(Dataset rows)
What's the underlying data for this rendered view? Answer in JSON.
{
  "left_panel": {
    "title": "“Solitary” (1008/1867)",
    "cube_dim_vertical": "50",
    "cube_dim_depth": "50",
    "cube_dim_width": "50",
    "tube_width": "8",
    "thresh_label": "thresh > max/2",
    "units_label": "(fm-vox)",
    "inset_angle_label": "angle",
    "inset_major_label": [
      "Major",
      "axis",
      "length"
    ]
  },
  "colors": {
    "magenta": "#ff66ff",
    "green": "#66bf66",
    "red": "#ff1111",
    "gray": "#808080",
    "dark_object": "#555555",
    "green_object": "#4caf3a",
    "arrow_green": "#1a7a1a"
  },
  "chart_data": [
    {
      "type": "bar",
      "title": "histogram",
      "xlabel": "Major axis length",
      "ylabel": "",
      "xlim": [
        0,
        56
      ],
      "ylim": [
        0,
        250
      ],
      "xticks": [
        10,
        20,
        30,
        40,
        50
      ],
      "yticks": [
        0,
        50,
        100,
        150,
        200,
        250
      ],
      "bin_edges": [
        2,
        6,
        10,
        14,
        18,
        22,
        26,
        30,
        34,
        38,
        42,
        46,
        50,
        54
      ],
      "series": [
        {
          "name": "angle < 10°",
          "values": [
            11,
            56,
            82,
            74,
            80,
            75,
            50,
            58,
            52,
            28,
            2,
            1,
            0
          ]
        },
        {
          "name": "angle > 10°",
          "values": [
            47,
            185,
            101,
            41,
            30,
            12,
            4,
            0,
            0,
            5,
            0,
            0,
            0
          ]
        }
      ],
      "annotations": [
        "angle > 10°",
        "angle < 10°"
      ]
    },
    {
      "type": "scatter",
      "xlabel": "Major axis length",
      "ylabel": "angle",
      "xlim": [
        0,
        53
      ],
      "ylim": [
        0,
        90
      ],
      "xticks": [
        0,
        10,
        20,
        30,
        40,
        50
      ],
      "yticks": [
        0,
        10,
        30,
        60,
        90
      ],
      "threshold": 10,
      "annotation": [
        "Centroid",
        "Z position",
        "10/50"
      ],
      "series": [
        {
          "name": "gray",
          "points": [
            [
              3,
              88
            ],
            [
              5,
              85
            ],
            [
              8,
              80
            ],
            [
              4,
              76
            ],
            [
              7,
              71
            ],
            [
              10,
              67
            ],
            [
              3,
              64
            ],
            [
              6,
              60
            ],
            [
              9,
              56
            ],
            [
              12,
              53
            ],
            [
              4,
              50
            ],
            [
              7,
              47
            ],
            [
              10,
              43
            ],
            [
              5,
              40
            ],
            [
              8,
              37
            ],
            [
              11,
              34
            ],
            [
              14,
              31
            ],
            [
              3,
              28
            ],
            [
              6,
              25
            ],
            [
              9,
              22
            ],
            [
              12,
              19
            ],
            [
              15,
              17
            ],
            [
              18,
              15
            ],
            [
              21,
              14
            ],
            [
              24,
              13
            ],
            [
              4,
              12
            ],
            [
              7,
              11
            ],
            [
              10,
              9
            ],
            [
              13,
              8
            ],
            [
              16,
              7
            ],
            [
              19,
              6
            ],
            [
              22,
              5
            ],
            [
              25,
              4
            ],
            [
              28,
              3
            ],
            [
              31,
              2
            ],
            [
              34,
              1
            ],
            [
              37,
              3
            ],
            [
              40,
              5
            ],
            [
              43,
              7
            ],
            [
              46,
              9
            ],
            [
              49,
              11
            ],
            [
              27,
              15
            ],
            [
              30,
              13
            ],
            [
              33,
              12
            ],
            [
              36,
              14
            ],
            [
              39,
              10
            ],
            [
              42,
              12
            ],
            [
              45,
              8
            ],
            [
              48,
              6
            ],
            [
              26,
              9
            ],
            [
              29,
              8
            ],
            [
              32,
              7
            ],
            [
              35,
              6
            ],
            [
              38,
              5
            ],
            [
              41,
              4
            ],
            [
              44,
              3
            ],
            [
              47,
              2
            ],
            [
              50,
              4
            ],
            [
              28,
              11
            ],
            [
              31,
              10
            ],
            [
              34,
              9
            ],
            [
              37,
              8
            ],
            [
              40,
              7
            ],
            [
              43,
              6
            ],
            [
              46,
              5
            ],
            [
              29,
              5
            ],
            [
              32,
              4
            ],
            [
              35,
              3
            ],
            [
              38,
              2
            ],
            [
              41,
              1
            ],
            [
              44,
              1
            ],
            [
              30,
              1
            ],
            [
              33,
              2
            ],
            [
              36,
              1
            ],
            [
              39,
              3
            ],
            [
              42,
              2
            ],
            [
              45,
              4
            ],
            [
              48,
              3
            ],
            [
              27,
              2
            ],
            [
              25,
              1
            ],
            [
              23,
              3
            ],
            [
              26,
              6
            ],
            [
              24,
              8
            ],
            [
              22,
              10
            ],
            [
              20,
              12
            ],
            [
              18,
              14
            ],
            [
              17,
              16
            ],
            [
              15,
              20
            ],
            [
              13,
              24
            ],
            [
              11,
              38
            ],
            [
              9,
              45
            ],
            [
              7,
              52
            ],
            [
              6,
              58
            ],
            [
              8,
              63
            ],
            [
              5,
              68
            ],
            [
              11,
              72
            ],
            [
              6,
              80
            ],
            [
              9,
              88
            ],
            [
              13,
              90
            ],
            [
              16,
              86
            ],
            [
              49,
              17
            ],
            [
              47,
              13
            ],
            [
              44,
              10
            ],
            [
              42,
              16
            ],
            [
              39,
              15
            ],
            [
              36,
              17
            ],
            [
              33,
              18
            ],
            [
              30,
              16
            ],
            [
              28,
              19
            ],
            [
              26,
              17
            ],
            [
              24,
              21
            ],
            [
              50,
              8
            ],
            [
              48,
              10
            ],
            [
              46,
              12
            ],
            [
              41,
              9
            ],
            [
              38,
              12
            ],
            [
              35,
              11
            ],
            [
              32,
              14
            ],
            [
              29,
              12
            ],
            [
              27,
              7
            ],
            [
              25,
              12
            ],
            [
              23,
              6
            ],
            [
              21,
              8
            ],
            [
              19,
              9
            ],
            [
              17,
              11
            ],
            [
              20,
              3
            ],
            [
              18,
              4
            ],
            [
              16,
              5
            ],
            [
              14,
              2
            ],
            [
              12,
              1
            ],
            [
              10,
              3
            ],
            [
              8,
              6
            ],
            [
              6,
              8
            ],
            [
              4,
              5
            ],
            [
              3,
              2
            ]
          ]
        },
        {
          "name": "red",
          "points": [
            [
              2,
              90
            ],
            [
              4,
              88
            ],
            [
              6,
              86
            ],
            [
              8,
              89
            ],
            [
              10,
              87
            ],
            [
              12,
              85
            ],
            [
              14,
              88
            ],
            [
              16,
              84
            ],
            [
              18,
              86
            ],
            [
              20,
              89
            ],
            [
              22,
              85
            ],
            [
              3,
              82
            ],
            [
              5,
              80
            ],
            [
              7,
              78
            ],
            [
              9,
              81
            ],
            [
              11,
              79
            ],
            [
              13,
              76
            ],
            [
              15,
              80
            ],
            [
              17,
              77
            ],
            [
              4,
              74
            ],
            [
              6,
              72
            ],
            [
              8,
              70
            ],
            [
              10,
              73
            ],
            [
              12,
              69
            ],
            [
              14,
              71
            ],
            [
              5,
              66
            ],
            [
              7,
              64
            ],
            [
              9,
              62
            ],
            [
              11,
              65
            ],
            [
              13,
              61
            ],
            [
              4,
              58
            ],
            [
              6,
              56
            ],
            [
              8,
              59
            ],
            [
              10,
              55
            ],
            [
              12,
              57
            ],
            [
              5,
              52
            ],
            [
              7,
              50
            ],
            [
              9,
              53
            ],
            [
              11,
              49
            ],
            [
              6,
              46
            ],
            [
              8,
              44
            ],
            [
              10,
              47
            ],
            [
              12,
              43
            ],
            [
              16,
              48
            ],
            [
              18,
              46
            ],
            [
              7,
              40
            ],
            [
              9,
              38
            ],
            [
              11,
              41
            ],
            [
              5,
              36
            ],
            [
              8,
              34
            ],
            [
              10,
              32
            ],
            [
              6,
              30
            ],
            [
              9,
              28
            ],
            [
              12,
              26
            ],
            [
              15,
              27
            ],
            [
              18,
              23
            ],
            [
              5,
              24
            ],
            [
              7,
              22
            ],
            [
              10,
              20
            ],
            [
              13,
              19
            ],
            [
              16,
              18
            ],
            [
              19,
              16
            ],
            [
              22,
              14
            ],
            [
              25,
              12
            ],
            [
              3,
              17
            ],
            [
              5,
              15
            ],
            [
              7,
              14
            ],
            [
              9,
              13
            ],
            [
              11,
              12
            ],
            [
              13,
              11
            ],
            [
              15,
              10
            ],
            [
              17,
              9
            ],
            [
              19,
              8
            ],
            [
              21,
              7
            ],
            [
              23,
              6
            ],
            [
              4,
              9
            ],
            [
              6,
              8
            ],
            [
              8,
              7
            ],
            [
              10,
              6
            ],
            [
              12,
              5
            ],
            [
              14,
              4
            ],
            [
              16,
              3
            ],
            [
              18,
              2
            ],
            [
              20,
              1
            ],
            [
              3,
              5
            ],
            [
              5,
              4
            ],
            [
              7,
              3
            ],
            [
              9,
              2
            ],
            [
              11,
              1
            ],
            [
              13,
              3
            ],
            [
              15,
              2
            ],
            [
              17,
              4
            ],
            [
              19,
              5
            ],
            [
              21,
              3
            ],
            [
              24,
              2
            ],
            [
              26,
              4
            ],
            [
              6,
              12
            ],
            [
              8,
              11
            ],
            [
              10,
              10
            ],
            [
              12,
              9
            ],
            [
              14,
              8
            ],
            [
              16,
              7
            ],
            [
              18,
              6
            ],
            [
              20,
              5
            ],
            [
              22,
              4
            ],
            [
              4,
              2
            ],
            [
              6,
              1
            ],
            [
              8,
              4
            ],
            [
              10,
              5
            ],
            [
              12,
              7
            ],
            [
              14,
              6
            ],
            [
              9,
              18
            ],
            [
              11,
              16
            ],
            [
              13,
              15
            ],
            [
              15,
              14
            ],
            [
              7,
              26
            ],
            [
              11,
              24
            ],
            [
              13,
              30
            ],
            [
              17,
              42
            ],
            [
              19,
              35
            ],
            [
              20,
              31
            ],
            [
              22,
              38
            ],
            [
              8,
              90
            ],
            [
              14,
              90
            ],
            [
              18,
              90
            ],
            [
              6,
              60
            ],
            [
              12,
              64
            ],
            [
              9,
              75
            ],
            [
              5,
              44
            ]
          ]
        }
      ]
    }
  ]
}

*TASK TO COMPLETE*: Answer with one number: how many lines in the listing hold "name".

*TASK SOLUTION*: 4